**Aim:** Below are some records. Copy every line in them that holds "陶后鲜有闻".

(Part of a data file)
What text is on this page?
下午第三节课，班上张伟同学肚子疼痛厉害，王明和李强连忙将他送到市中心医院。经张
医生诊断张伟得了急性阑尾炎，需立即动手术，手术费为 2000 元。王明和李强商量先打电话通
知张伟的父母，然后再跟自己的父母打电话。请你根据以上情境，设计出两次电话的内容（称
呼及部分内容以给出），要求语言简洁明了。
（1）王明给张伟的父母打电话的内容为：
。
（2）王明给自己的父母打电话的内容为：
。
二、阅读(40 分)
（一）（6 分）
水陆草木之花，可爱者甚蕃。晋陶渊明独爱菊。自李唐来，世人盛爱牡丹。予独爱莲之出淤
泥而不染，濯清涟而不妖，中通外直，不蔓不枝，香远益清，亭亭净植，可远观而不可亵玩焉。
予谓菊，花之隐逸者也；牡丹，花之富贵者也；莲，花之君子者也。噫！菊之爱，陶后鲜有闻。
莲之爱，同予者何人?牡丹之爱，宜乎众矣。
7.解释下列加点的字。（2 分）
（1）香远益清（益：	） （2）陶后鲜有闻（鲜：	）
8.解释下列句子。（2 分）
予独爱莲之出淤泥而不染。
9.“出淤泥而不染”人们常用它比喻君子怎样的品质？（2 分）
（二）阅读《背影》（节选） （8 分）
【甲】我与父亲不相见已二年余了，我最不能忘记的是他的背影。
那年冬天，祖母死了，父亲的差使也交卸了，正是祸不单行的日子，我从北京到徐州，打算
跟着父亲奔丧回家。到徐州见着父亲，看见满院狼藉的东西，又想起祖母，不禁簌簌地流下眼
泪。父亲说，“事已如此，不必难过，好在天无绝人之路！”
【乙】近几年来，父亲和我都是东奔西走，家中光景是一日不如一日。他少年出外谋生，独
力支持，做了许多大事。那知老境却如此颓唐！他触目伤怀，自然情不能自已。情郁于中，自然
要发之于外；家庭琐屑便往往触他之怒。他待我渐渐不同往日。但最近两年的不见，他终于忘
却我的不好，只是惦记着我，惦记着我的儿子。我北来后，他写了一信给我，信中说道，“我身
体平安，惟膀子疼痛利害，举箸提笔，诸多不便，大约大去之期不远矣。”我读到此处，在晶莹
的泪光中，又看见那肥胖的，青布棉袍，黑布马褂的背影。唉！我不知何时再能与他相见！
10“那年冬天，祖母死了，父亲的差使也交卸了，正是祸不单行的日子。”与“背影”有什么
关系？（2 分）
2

**Solution:**
予谓菊，花之隐逸者也；牡丹，花之富贵者也；莲，花之君子者也。噫！菊之爱，陶后鲜有闻。
（1）香远益清（益：	） （2）陶后鲜有闻（鲜：	）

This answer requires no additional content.